Records excerpted from a collection

⟨

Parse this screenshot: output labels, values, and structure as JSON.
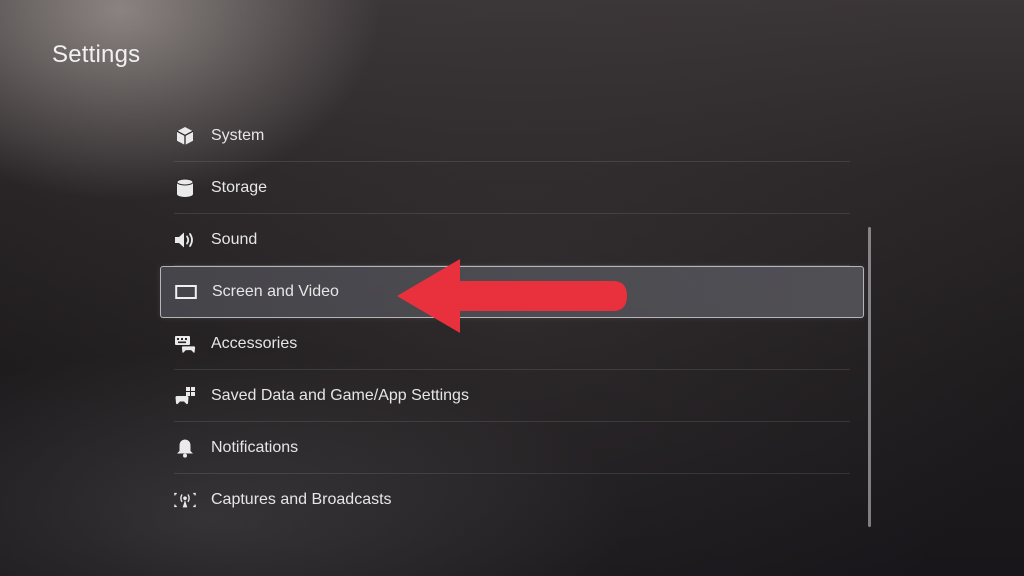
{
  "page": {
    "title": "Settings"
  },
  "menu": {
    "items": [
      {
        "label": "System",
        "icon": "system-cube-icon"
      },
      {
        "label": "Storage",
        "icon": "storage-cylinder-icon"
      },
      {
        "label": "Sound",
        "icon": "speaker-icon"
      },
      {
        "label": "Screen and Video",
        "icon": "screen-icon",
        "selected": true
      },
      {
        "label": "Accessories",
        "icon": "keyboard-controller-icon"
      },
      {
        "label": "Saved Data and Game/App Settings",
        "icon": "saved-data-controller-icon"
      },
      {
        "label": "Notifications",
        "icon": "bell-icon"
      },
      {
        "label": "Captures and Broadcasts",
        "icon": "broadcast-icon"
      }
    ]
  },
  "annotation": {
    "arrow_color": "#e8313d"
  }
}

⟩

• [EXERCISE GOAL]: Find the string "controller" in the entries above and return each line that holds it.

• [RESPONSE]:
        "icon": "keyboard-controller-icon"
        "icon": "saved-data-controller-icon"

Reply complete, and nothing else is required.